[Start of Input rows]

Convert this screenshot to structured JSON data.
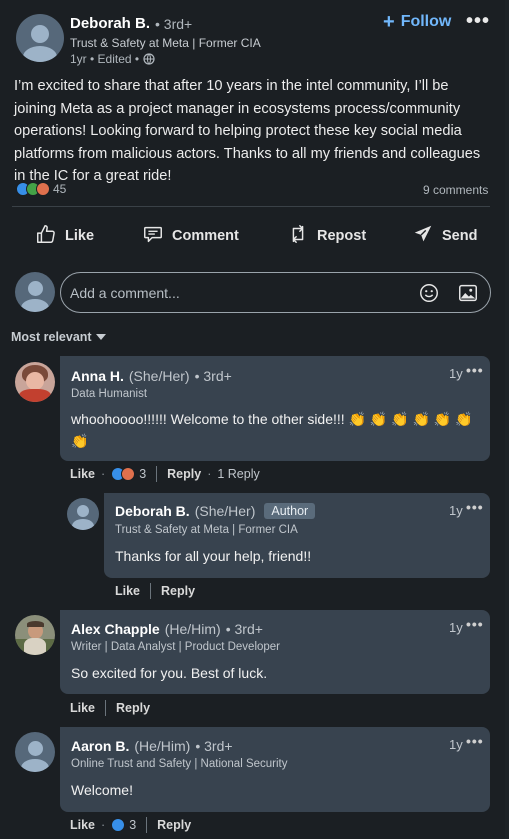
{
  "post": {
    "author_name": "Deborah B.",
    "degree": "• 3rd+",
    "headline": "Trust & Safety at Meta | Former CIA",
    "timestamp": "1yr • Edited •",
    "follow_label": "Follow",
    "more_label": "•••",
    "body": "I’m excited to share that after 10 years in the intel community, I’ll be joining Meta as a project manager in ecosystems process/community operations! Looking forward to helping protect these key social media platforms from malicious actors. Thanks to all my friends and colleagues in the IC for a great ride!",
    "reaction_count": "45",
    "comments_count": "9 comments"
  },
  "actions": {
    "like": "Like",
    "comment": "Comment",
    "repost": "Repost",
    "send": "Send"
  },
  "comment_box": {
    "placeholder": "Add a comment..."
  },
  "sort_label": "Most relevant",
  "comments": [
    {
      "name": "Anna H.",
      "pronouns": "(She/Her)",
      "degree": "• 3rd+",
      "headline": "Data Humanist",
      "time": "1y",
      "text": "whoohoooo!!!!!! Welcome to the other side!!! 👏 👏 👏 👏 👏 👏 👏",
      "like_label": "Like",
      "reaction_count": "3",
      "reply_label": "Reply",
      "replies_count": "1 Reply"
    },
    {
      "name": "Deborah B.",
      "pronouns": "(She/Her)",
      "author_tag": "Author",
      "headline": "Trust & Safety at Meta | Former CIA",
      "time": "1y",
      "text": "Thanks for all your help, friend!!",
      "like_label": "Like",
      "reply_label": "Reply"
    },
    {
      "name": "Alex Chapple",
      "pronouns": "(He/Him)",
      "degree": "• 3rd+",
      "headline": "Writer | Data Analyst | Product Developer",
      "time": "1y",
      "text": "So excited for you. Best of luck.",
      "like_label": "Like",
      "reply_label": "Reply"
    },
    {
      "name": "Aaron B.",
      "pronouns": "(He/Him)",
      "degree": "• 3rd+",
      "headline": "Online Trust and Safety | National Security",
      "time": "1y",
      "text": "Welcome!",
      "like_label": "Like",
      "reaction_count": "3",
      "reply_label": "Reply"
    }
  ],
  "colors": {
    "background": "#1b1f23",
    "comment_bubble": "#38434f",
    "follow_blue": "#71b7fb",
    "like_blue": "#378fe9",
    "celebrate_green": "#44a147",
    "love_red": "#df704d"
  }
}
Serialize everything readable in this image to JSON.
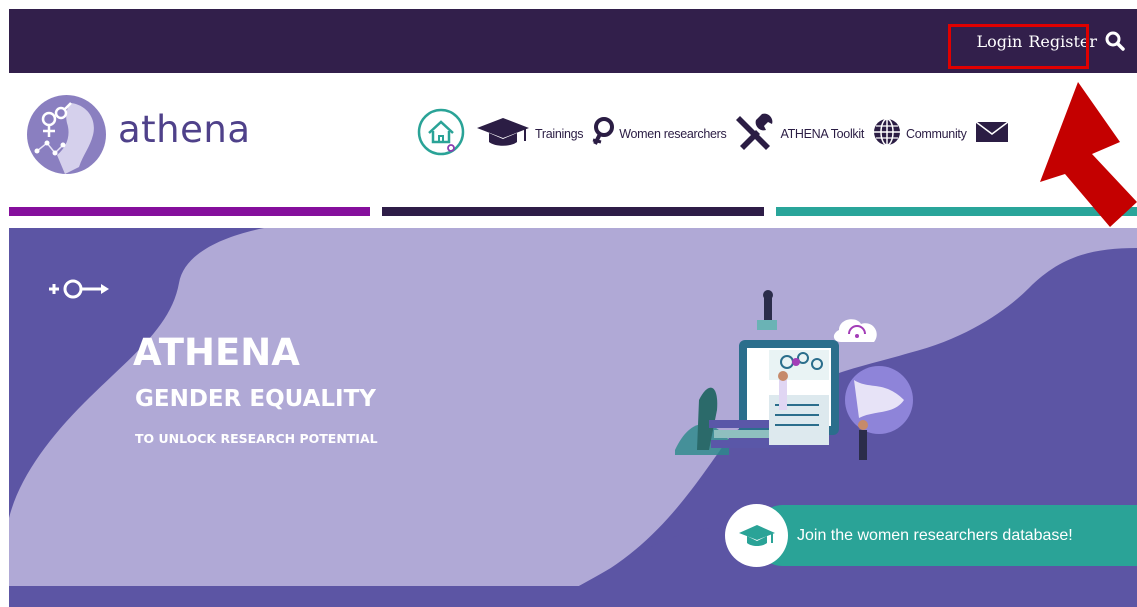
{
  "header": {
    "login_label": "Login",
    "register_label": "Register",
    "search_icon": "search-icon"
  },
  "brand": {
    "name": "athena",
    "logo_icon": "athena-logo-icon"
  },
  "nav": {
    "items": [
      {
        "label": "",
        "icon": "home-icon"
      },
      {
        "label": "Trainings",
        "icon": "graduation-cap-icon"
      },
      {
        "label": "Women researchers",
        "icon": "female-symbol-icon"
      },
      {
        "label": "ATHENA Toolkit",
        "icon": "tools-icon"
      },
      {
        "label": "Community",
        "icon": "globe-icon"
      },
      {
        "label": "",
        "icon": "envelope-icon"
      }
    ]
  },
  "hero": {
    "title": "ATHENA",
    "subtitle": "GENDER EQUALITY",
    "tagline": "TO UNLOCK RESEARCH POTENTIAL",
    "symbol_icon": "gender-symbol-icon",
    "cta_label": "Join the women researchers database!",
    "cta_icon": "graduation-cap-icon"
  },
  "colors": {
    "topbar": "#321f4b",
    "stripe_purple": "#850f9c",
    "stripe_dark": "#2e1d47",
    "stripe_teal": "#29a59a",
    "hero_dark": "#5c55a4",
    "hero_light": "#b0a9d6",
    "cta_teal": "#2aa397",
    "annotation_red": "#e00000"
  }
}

[End of Input rows]

**What you should do**
Looking at the entries above, state how many lines contain "this"; give the number alone.

**Written solution**
2